--- begin ---

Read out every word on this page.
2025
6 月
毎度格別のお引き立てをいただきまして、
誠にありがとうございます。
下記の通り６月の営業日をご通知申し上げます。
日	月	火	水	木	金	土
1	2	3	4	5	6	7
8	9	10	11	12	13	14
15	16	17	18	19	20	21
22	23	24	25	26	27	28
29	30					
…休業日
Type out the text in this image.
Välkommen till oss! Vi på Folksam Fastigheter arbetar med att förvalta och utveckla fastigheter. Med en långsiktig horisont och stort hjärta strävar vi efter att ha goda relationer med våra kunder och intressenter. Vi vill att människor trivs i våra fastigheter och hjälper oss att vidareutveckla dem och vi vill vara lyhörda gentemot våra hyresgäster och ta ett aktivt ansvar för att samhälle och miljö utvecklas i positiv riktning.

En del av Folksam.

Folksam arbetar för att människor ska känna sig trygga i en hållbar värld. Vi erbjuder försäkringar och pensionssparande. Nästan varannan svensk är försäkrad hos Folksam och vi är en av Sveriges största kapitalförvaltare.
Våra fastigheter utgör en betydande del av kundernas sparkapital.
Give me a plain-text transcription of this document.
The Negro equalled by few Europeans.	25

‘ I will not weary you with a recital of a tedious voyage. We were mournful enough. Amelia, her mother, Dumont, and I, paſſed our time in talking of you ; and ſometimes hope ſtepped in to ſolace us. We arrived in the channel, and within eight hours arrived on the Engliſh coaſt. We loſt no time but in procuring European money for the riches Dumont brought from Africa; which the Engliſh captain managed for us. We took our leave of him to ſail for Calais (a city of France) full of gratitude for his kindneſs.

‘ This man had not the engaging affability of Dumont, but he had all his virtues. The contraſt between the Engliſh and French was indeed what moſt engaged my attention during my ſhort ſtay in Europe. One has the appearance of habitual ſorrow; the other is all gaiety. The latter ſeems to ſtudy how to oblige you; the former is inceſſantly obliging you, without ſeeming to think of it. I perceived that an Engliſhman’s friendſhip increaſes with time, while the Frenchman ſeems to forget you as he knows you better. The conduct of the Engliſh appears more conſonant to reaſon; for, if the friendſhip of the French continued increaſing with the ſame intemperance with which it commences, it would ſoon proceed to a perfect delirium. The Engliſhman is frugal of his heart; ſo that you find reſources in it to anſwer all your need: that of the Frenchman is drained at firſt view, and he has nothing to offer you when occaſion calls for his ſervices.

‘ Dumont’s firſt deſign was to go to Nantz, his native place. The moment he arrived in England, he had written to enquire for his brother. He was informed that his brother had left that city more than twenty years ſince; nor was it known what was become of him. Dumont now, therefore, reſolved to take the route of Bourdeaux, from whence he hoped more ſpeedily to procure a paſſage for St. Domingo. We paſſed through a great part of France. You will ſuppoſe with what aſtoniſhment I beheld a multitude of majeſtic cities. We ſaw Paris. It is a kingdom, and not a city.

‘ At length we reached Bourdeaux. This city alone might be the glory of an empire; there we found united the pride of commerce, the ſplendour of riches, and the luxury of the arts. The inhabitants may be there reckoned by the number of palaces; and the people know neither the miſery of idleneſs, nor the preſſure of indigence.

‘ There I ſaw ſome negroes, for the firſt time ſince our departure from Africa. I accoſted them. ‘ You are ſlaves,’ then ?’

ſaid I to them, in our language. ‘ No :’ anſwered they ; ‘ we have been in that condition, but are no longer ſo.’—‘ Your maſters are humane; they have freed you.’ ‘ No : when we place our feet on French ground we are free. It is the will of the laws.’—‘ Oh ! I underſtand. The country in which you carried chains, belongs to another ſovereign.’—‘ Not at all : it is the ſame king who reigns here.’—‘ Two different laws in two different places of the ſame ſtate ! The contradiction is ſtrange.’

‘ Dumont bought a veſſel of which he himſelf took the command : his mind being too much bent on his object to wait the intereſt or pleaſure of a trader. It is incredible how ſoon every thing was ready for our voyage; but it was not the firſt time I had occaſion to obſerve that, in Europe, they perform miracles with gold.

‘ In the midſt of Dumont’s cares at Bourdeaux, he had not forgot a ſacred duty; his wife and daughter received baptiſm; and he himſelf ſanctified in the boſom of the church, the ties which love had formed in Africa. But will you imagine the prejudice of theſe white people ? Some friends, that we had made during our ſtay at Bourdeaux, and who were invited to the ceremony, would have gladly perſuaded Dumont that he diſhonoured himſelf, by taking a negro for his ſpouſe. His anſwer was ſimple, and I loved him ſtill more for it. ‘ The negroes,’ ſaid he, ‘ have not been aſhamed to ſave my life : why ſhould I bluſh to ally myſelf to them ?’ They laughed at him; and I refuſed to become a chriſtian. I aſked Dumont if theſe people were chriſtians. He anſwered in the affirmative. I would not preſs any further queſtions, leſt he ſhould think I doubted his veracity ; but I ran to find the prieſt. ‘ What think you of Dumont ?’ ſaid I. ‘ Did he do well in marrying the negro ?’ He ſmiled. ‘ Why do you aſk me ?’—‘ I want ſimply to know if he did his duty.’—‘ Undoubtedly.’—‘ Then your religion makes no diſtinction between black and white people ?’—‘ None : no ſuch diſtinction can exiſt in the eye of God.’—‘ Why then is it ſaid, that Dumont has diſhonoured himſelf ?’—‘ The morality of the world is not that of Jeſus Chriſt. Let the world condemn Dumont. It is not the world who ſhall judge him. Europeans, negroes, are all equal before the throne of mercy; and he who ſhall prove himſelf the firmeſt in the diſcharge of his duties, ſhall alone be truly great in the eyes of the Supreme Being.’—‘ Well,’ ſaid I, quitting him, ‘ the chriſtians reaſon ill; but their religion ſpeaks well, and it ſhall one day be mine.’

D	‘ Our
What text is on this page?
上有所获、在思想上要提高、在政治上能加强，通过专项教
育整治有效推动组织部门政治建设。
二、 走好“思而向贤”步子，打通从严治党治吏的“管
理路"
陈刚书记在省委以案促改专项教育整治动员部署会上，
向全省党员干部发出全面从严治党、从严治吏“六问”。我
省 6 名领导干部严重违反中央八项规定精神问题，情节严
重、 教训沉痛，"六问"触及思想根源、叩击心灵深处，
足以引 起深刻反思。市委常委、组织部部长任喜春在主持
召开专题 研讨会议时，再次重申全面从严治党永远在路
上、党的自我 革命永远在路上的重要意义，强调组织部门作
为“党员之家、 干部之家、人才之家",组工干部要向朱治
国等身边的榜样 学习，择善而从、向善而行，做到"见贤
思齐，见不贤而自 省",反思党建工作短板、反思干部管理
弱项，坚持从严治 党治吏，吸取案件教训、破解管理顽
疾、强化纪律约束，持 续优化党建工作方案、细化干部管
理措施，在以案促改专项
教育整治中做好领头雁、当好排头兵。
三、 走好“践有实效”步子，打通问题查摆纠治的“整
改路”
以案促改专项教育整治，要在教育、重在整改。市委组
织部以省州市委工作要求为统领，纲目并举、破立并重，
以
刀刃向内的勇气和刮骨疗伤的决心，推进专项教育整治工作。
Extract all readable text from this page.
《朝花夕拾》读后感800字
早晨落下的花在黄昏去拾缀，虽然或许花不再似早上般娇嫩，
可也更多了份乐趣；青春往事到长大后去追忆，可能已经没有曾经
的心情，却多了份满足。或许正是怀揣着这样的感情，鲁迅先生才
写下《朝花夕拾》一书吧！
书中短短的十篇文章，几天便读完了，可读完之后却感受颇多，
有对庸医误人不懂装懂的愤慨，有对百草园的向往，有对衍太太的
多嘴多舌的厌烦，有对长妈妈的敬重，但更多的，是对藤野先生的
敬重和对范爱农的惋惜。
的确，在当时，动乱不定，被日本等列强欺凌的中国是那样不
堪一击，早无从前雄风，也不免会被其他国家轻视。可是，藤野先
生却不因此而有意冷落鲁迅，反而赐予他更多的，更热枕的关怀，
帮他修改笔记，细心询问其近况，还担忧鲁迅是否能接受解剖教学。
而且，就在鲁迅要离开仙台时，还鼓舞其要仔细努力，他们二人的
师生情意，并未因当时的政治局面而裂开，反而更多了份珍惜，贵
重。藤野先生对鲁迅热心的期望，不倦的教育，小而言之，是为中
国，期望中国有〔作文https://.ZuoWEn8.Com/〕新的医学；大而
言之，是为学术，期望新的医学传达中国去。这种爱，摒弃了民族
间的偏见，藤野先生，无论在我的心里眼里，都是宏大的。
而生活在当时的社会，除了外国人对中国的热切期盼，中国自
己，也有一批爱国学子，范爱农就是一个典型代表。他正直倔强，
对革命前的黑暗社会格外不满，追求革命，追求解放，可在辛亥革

--- end ---

Scan the data above; copy every line where "fastigheter" appears.

### Correct result:
Välkommen till oss! Vi på Folksam Fastigheter arbetar med att förvalta och utveckla fastigheter. Med en långsiktig horisont och stort hjärta strävar vi efter att ha goda relationer med våra kunder och intressenter. Vi vill att människor trivs i våra fastigheter och hjälper oss att vidareutveckla dem och vi vill vara lyhörda gentemot våra hyresgäster och ta ett aktivt ansvar för att samhälle och miljö utvecklas i positiv riktning.
Våra fastigheter utgör en betydande del av kundernas sparkapital.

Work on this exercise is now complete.